◆ Data provided
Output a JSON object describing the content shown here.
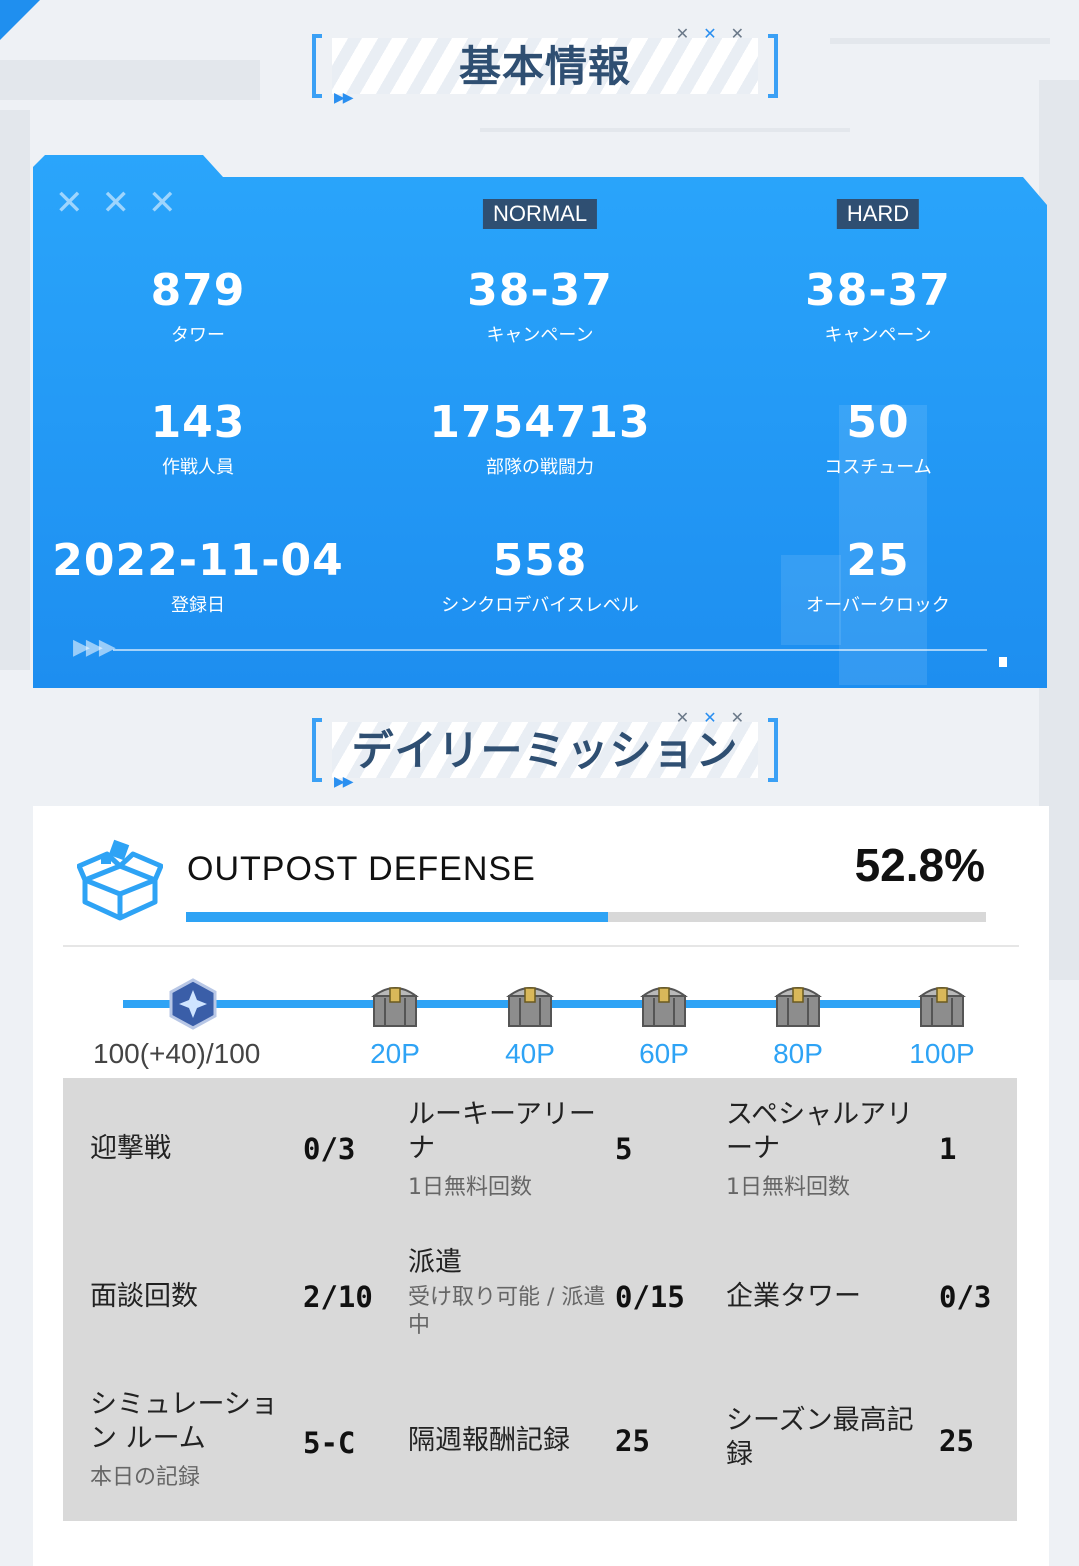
{
  "basic_info": {
    "title": "基本情報",
    "modes": {
      "normal": "NORMAL",
      "hard": "HARD"
    },
    "stats": {
      "tower": {
        "value": "879",
        "label": "タワー"
      },
      "campaign_normal": {
        "value": "38-37",
        "label": "キャンペーン"
      },
      "campaign_hard": {
        "value": "38-37",
        "label": "キャンペーン"
      },
      "operators": {
        "value": "143",
        "label": "作戦人員"
      },
      "squad_power": {
        "value": "1754713",
        "label": "部隊の戦闘力"
      },
      "costumes": {
        "value": "50",
        "label": "コスチューム"
      },
      "registered": {
        "value": "2022-11-04",
        "label": "登録日"
      },
      "synchro_level": {
        "value": "558",
        "label": "シンクロデバイスレベル"
      },
      "overclock": {
        "value": "25",
        "label": "オーバークロック"
      }
    }
  },
  "daily_mission": {
    "title": "デイリーミッション",
    "outpost": {
      "title": "OUTPOST DEFENSE",
      "percent_text": "52.8%",
      "progress_fraction": 0.528
    },
    "reward_track": {
      "points": "100(+40)/100",
      "milestones": [
        "20P",
        "40P",
        "60P",
        "80P",
        "100P"
      ]
    },
    "missions": [
      {
        "name": "迎撃戦",
        "sub": "",
        "value": "0/3"
      },
      {
        "name": "ルーキーアリーナ",
        "sub": "1日無料回数",
        "value": "5"
      },
      {
        "name": "スペシャルアリーナ",
        "sub": "1日無料回数",
        "value": "1"
      },
      {
        "name": "面談回数",
        "sub": "",
        "value": "2/10"
      },
      {
        "name": "派遣",
        "sub": "受け取り可能 / 派遣中",
        "value": "0/15"
      },
      {
        "name": "企業タワー",
        "sub": "",
        "value": "0/3"
      },
      {
        "name": "シミュレーション ルーム",
        "sub": "本日の記録",
        "value": "5-C"
      },
      {
        "name": "隔週報酬記録",
        "sub": "",
        "value": "25"
      },
      {
        "name": "シーズン最高記録",
        "sub": "",
        "value": "25"
      }
    ]
  },
  "colors": {
    "accent_blue": "#2ea3f5",
    "panel_blue": "#1d8ef0",
    "header_text": "#2f4f72"
  }
}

◆ Task statement
Omit all pictures while transcribing the entries verbatim.

◆ Reply
Output a JSON object describing the content shown here.
{
  "basic_info": {
    "title": "基本情報",
    "modes": {
      "normal": "NORMAL",
      "hard": "HARD"
    },
    "stats": {
      "tower": {
        "value": "879",
        "label": "タワー"
      },
      "campaign_normal": {
        "value": "38-37",
        "label": "キャンペーン"
      },
      "campaign_hard": {
        "value": "38-37",
        "label": "キャンペーン"
      },
      "operators": {
        "value": "143",
        "label": "作戦人員"
      },
      "squad_power": {
        "value": "1754713",
        "label": "部隊の戦闘力"
      },
      "costumes": {
        "value": "50",
        "label": "コスチューム"
      },
      "registered": {
        "value": "2022-11-04",
        "label": "登録日"
      },
      "synchro_level": {
        "value": "558",
        "label": "シンクロデバイスレベル"
      },
      "overclock": {
        "value": "25",
        "label": "オーバークロック"
      }
    }
  },
  "daily_mission": {
    "title": "デイリーミッション",
    "outpost": {
      "title": "OUTPOST DEFENSE",
      "percent_text": "52.8%",
      "progress_fraction": 0.528
    },
    "reward_track": {
      "points": "100(+40)/100",
      "milestones": [
        "20P",
        "40P",
        "60P",
        "80P",
        "100P"
      ]
    },
    "missions": [
      {
        "name": "迎撃戦",
        "sub": "",
        "value": "0/3"
      },
      {
        "name": "ルーキーアリーナ",
        "sub": "1日無料回数",
        "value": "5"
      },
      {
        "name": "スペシャルアリーナ",
        "sub": "1日無料回数",
        "value": "1"
      },
      {
        "name": "面談回数",
        "sub": "",
        "value": "2/10"
      },
      {
        "name": "派遣",
        "sub": "受け取り可能 / 派遣中",
        "value": "0/15"
      },
      {
        "name": "企業タワー",
        "sub": "",
        "value": "0/3"
      },
      {
        "name": "シミュレーション ルーム",
        "sub": "本日の記録",
        "value": "5-C"
      },
      {
        "name": "隔週報酬記録",
        "sub": "",
        "value": "25"
      },
      {
        "name": "シーズン最高記録",
        "sub": "",
        "value": "25"
      }
    ]
  },
  "colors": {
    "accent_blue": "#2ea3f5",
    "panel_blue": "#1d8ef0",
    "header_text": "#2f4f72"
  }
}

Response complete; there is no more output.